-- Begin DATA TO USE --

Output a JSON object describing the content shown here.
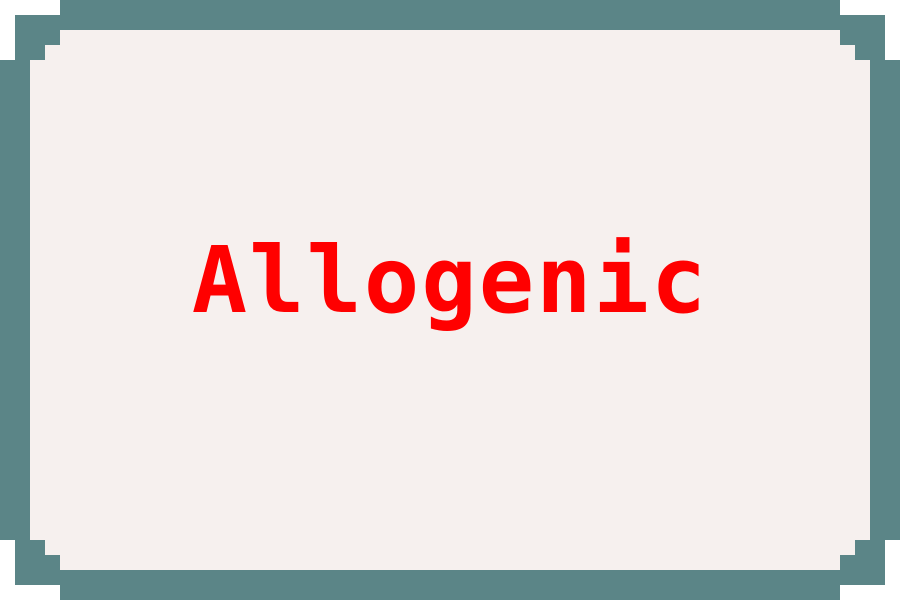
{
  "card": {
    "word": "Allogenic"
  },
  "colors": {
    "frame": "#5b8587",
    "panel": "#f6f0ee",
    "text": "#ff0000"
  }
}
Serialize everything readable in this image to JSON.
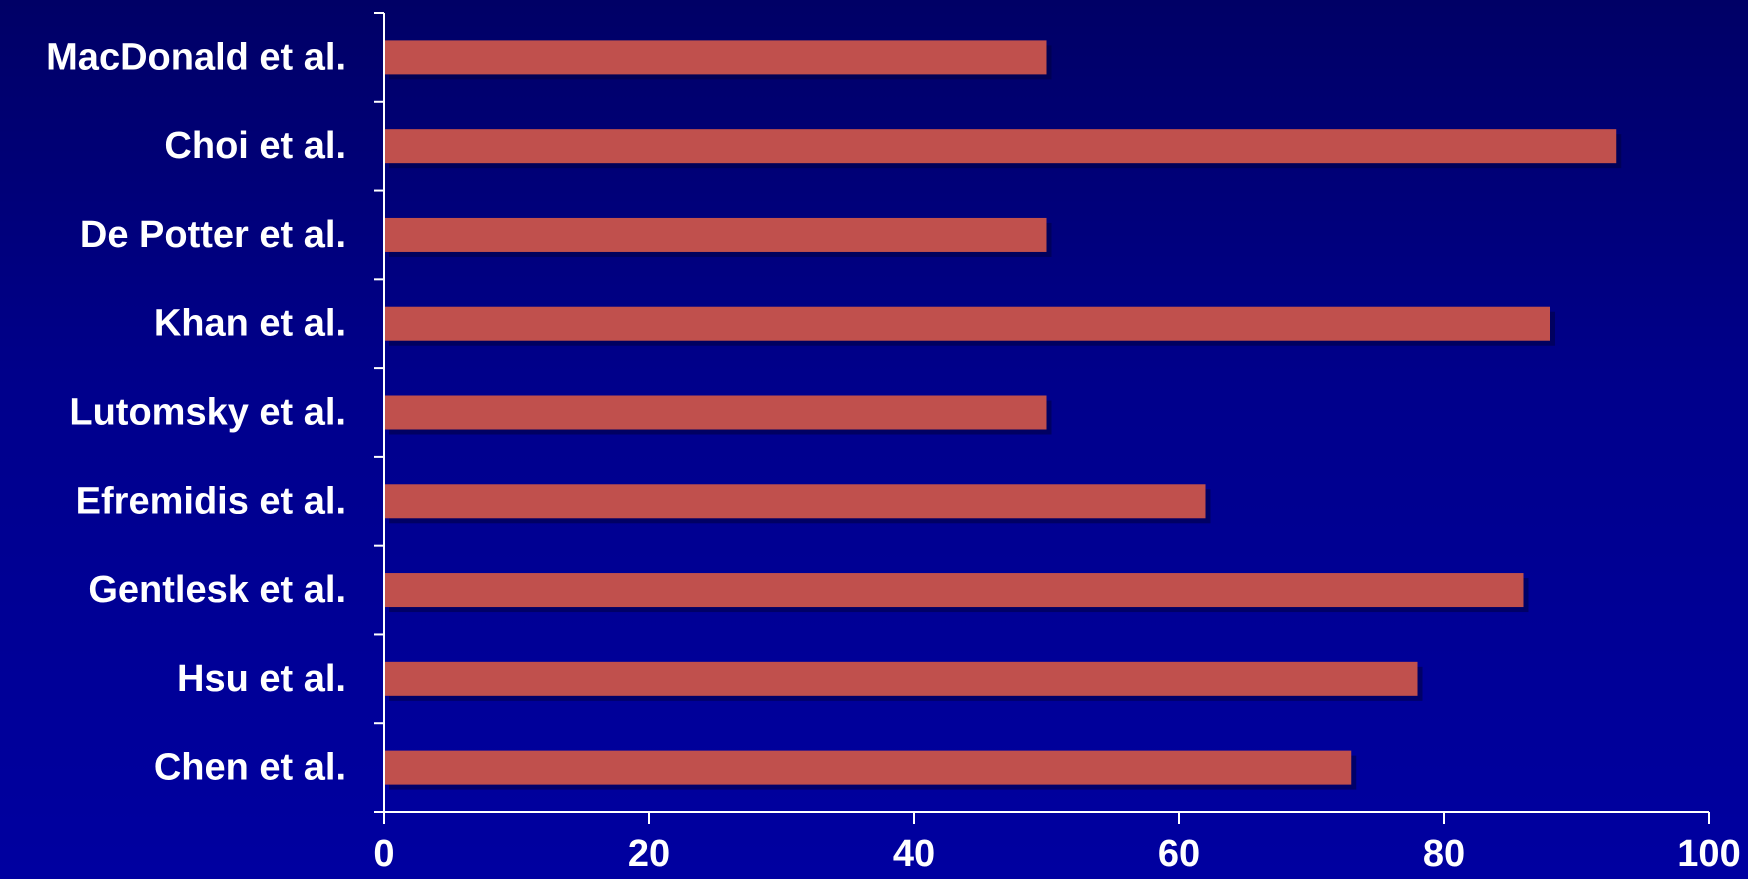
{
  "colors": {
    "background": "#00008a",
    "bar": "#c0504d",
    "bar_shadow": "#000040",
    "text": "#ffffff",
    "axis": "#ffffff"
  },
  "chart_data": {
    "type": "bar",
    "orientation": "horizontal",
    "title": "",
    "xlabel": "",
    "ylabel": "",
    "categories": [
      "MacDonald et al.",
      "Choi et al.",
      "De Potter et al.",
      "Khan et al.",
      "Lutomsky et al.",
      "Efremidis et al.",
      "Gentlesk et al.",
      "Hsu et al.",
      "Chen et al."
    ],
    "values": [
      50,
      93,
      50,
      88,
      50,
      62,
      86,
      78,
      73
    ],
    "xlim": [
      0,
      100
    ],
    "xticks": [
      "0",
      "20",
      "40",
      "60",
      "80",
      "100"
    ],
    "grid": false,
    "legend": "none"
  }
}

-- End DATA TO USE --

- **AIM OF THE EXERCISE**
Spot every line that holds "JSON" and copy it.

- **RESPONSE BELOW**
Output a JSON object describing the content shown here.
Serialize everything readable in this image to JSON.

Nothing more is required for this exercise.